→ **Work to complete**
In the copy, keep every record exact and leave out all images.

→ **Listed records**
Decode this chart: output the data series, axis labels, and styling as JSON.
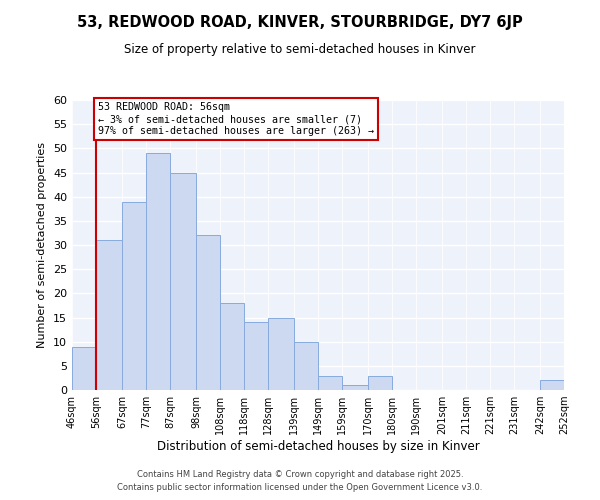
{
  "title": "53, REDWOOD ROAD, KINVER, STOURBRIDGE, DY7 6JP",
  "subtitle": "Size of property relative to semi-detached houses in Kinver",
  "xlabel": "Distribution of semi-detached houses by size in Kinver",
  "ylabel": "Number of semi-detached properties",
  "bar_edges": [
    46,
    56,
    67,
    77,
    87,
    98,
    108,
    118,
    128,
    139,
    149,
    159,
    170,
    180,
    190,
    201,
    211,
    221,
    231,
    242,
    252
  ],
  "bar_heights": [
    9,
    31,
    39,
    49,
    45,
    32,
    18,
    14,
    15,
    10,
    3,
    1,
    3,
    0,
    0,
    0,
    0,
    0,
    0,
    2
  ],
  "bar_color": "#ccd9f0",
  "bar_edgecolor": "#88aadd",
  "red_line_x": 56,
  "ylim": [
    0,
    60
  ],
  "annotation_title": "53 REDWOOD ROAD: 56sqm",
  "annotation_line1": "← 3% of semi-detached houses are smaller (7)",
  "annotation_line2": "97% of semi-detached houses are larger (263) →",
  "annotation_box_edgecolor": "#cc0000",
  "red_line_color": "#cc0000",
  "footer_line1": "Contains HM Land Registry data © Crown copyright and database right 2025.",
  "footer_line2": "Contains public sector information licensed under the Open Government Licence v3.0.",
  "bg_color": "#ffffff",
  "plot_bg_color": "#eef2fb",
  "tick_labels": [
    "46sqm",
    "56sqm",
    "67sqm",
    "77sqm",
    "87sqm",
    "98sqm",
    "108sqm",
    "118sqm",
    "128sqm",
    "139sqm",
    "149sqm",
    "159sqm",
    "170sqm",
    "180sqm",
    "190sqm",
    "201sqm",
    "211sqm",
    "221sqm",
    "231sqm",
    "242sqm",
    "252sqm"
  ],
  "yticks": [
    0,
    5,
    10,
    15,
    20,
    25,
    30,
    35,
    40,
    45,
    50,
    55,
    60
  ]
}
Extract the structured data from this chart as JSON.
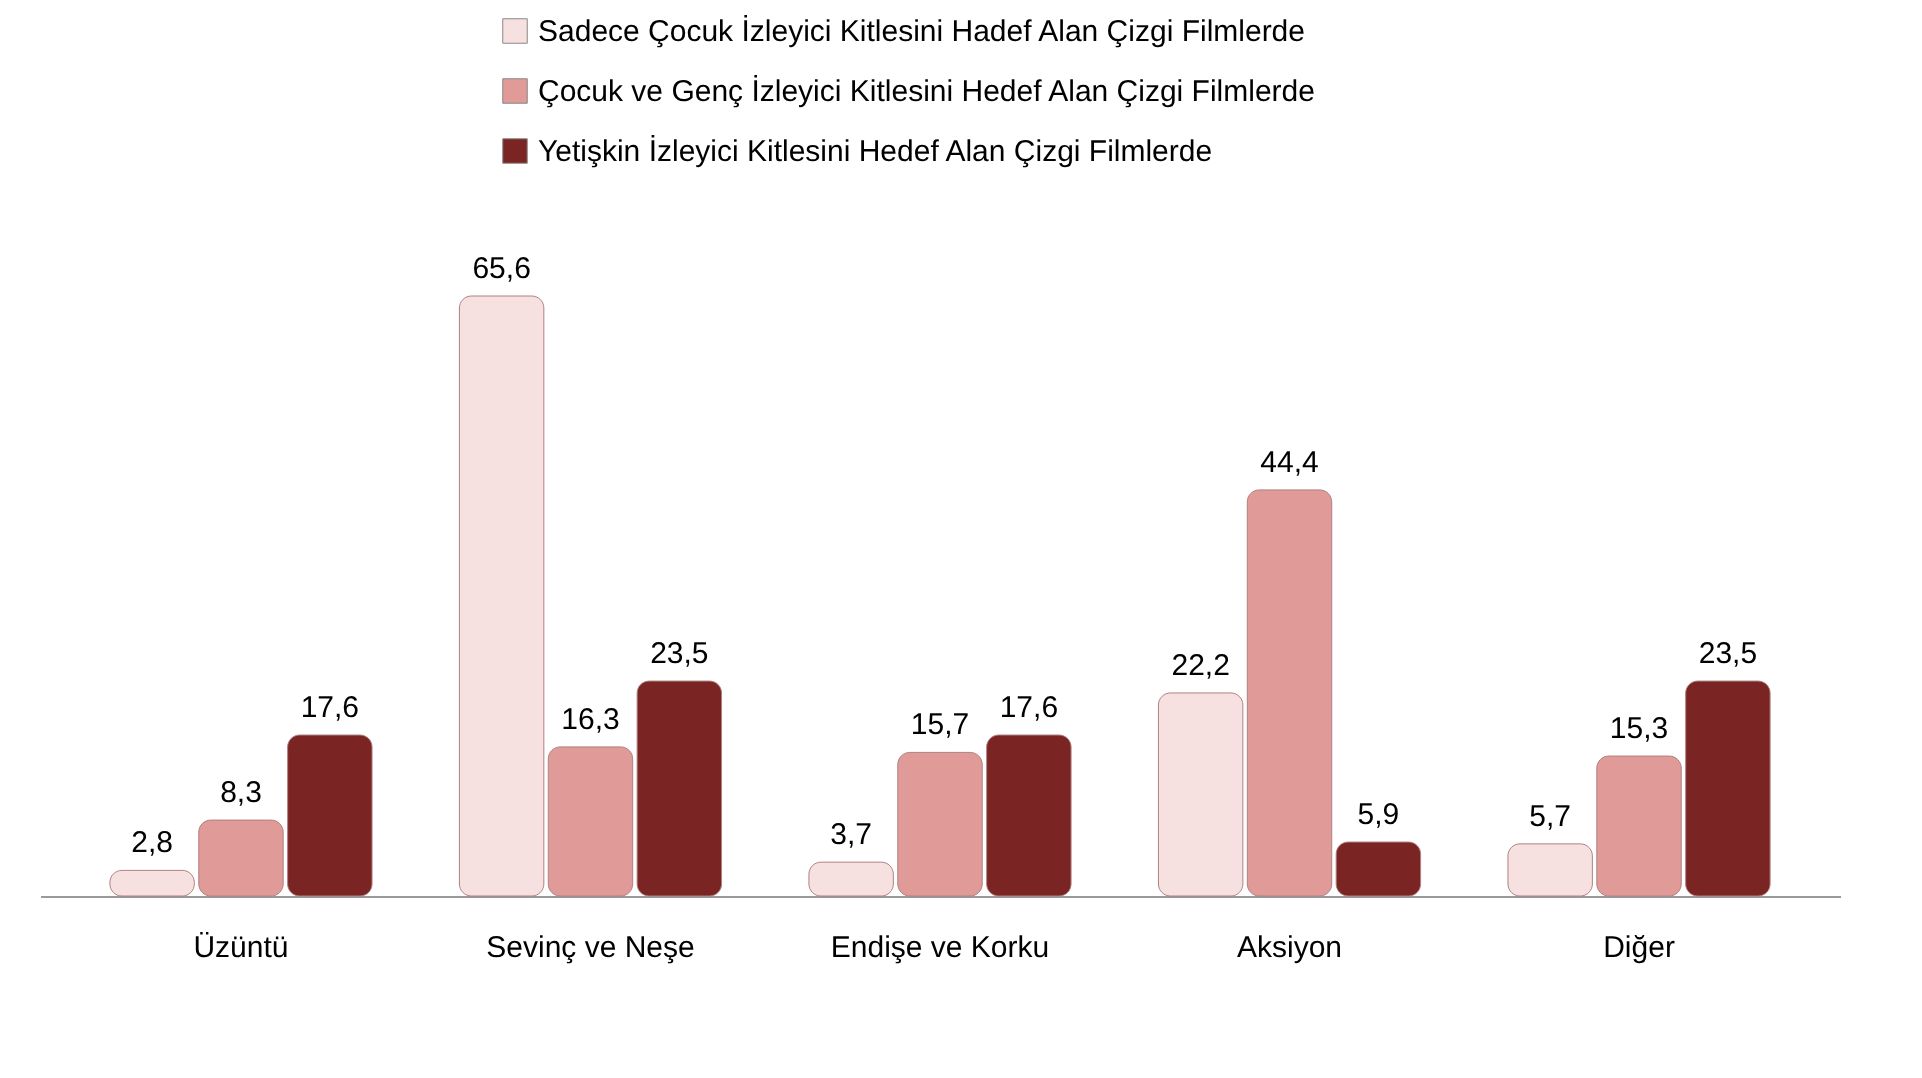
{
  "chart_data": {
    "type": "bar",
    "categories": [
      "Üzüntü",
      "Sevinç ve Neşe",
      "Endişe ve Korku",
      "Aksiyon",
      "Diğer"
    ],
    "series": [
      {
        "name": "Sadece Çocuk İzleyici Kitlesini Hadef Alan Çizgi Filmlerde",
        "color": "#f7e0e0",
        "values": [
          2.8,
          65.6,
          3.7,
          22.2,
          5.7
        ],
        "value_labels": [
          "2,8",
          "65,6",
          "3,7",
          "22,2",
          "5,7"
        ]
      },
      {
        "name": "Çocuk ve Genç İzleyici Kitlesini Hedef Alan Çizgi Filmlerde",
        "color": "#e09a98",
        "values": [
          8.3,
          16.3,
          15.7,
          44.4,
          15.3
        ],
        "value_labels": [
          "8,3",
          "16,3",
          "15,7",
          "44,4",
          "15,3"
        ]
      },
      {
        "name": "Yetişkin İzleyici Kitlesini Hedef Alan Çizgi Filmlerde",
        "color": "#7a2424",
        "values": [
          17.6,
          23.5,
          17.6,
          5.9,
          23.5
        ],
        "value_labels": [
          "17,6",
          "23,5",
          "17,6",
          "5,9",
          "23,5"
        ]
      }
    ],
    "legend": "top",
    "grid": false
  }
}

→ **Solution**
Decode this chart: output the data series, axis labels, and styling as JSON.
{
  "title": "53, REDWOOD ROAD, KINVER, STOURBRIDGE, DY7 6JP",
  "subtitle": "Size of property relative to semi-detached houses in Kinver",
  "xlabel": "Distribution of semi-detached houses by size in Kinver",
  "ylabel": "Number of semi-detached properties",
  "bar_edges": [
    46,
    56,
    67,
    77,
    87,
    98,
    108,
    118,
    128,
    139,
    149,
    159,
    170,
    180,
    190,
    201,
    211,
    221,
    231,
    242,
    252
  ],
  "bar_heights": [
    9,
    31,
    39,
    49,
    45,
    32,
    18,
    14,
    15,
    10,
    3,
    1,
    3,
    0,
    0,
    0,
    0,
    0,
    0,
    2
  ],
  "bar_color": "#ccd9f0",
  "bar_edgecolor": "#88aadd",
  "red_line_x": 56,
  "ylim": [
    0,
    60
  ],
  "annotation_title": "53 REDWOOD ROAD: 56sqm",
  "annotation_line1": "← 3% of semi-detached houses are smaller (7)",
  "annotation_line2": "97% of semi-detached houses are larger (263) →",
  "annotation_box_edgecolor": "#cc0000",
  "red_line_color": "#cc0000",
  "footer_line1": "Contains HM Land Registry data © Crown copyright and database right 2025.",
  "footer_line2": "Contains public sector information licensed under the Open Government Licence v3.0.",
  "bg_color": "#ffffff",
  "plot_bg_color": "#eef2fb",
  "tick_labels": [
    "46sqm",
    "56sqm",
    "67sqm",
    "77sqm",
    "87sqm",
    "98sqm",
    "108sqm",
    "118sqm",
    "128sqm",
    "139sqm",
    "149sqm",
    "159sqm",
    "170sqm",
    "180sqm",
    "190sqm",
    "201sqm",
    "211sqm",
    "221sqm",
    "231sqm",
    "242sqm",
    "252sqm"
  ],
  "yticks": [
    0,
    5,
    10,
    15,
    20,
    25,
    30,
    35,
    40,
    45,
    50,
    55,
    60
  ]
}
Extract the structured data from this chart as JSON.
{
  "chart_data": {
    "type": "bar",
    "categories": [
      "Üzüntü",
      "Sevinç ve Neşe",
      "Endişe ve Korku",
      "Aksiyon",
      "Diğer"
    ],
    "series": [
      {
        "name": "Sadece Çocuk İzleyici Kitlesini Hadef Alan Çizgi Filmlerde",
        "color": "#f7e0e0",
        "values": [
          2.8,
          65.6,
          3.7,
          22.2,
          5.7
        ],
        "value_labels": [
          "2,8",
          "65,6",
          "3,7",
          "22,2",
          "5,7"
        ]
      },
      {
        "name": "Çocuk ve Genç İzleyici Kitlesini Hedef Alan Çizgi Filmlerde",
        "color": "#e09a98",
        "values": [
          8.3,
          16.3,
          15.7,
          44.4,
          15.3
        ],
        "value_labels": [
          "8,3",
          "16,3",
          "15,7",
          "44,4",
          "15,3"
        ]
      },
      {
        "name": "Yetişkin İzleyici Kitlesini Hedef Alan Çizgi Filmlerde",
        "color": "#7a2424",
        "values": [
          17.6,
          23.5,
          17.6,
          5.9,
          23.5
        ],
        "value_labels": [
          "17,6",
          "23,5",
          "17,6",
          "5,9",
          "23,5"
        ]
      }
    ],
    "legend": "top",
    "grid": false
  }
}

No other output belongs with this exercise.